**Task directions**
In the text on passthrough I/O, why does passthrough I/O prevent migration?

**Text**
With hardware that provide safe device access from guest VMs [1,2], it is possible to grant virtual machines direct access to hardware. With this hardware support, the guest VMs execute device drivers that communicate with the device, bypassing the VMM. With this passthrough I/O, performance is close to native, non-virtualized I/O [19]. However, passthrough I/O prevents migration because the VMM has no information about the state of the device, which is controlled by the guest VM. The destination host may have a different passthrough-I/O device or may only use virtual I/O. Because the VMM does not have access to the state of the driver or device, it cannot correctly reconfigure the guest OS to access a different device at the destination host.

**Given entries**
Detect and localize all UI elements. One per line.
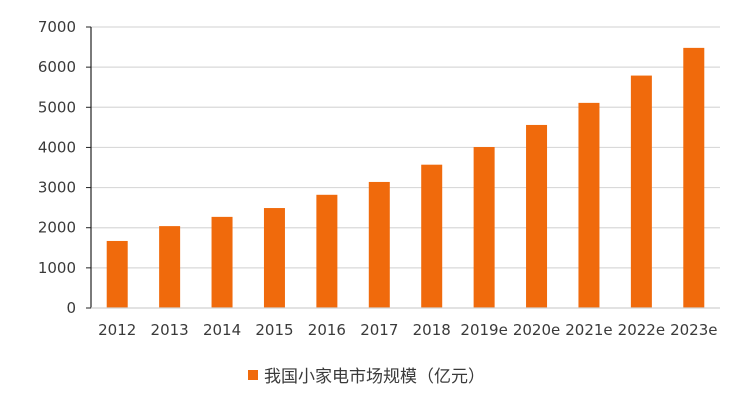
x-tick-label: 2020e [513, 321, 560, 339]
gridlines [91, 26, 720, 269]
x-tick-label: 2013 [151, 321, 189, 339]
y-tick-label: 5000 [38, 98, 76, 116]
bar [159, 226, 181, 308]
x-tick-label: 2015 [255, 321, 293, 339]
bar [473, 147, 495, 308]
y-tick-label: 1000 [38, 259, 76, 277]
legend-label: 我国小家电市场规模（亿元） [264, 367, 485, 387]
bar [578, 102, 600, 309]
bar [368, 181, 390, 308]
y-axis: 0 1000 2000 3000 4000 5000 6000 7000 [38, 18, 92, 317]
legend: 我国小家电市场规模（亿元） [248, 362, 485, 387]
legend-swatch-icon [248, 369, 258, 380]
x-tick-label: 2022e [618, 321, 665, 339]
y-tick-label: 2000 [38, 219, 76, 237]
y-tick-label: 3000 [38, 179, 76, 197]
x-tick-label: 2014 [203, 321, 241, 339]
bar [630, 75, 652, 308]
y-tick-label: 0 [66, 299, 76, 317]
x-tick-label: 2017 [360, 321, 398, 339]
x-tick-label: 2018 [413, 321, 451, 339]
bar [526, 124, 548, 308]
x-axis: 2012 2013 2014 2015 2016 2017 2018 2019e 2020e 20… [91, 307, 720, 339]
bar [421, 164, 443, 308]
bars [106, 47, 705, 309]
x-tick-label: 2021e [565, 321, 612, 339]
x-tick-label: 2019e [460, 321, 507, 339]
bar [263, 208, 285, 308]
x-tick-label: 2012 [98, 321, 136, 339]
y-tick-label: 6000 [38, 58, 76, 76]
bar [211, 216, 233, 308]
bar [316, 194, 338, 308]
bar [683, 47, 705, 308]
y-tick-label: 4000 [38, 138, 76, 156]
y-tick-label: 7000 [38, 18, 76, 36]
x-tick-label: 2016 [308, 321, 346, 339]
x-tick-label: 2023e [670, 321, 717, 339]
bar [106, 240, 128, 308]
---
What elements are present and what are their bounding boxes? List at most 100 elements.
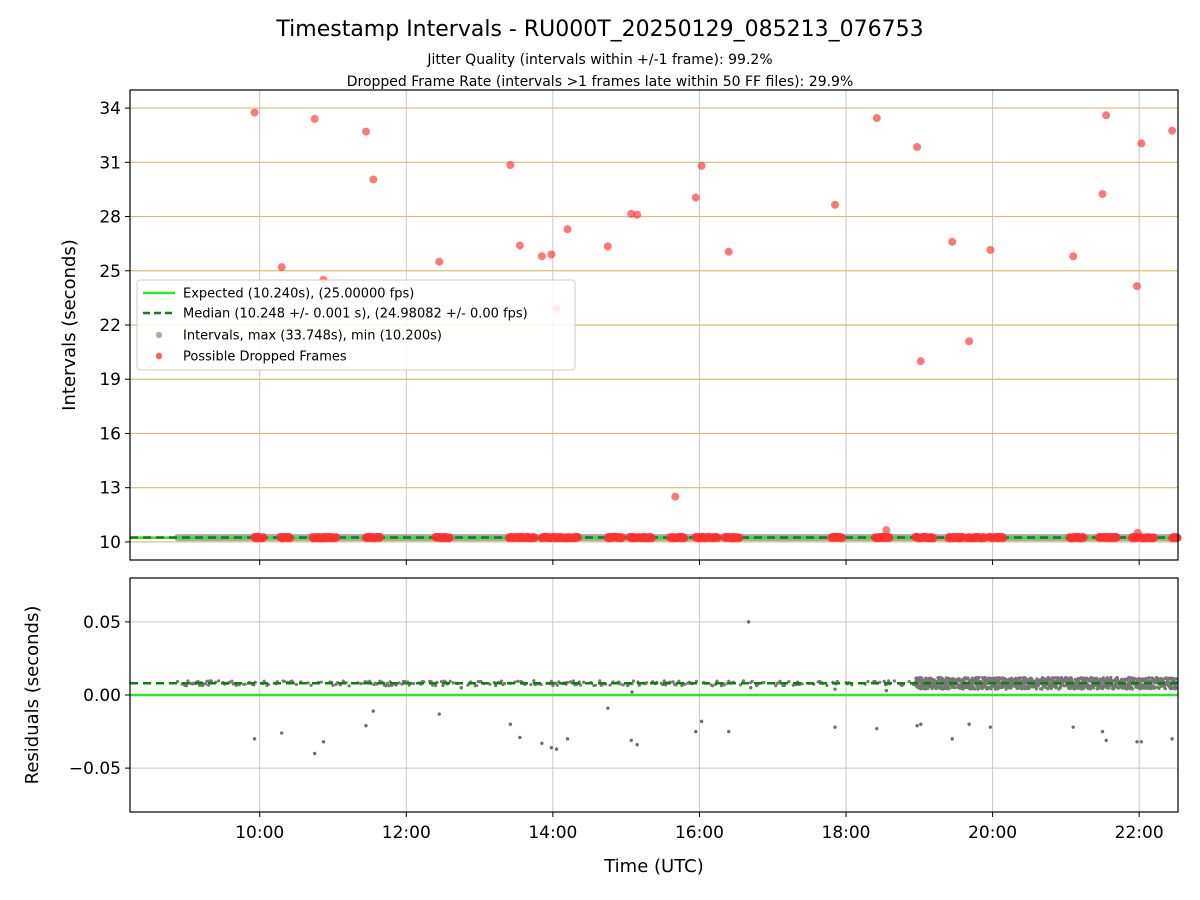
---
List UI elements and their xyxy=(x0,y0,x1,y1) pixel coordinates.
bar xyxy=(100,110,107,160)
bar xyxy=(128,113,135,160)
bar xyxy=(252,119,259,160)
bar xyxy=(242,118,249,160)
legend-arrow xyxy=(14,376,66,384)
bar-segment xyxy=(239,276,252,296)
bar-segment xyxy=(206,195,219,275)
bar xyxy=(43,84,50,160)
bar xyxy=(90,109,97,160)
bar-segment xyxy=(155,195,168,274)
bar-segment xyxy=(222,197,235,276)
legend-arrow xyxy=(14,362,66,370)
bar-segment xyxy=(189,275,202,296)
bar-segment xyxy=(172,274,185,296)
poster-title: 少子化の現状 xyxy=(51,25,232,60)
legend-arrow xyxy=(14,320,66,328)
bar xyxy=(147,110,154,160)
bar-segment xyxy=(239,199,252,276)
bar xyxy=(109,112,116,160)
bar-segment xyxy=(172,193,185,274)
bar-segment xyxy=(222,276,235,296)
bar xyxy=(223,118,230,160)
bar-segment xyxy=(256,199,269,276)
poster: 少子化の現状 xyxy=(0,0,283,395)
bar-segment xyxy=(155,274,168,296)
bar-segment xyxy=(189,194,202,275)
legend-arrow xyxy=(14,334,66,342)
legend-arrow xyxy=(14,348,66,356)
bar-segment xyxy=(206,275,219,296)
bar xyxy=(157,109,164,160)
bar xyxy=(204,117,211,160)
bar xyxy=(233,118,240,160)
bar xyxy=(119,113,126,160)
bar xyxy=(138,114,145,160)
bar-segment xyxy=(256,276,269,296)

**Answer below**
The VMM has no information about the state of the device, which the guest VM controls.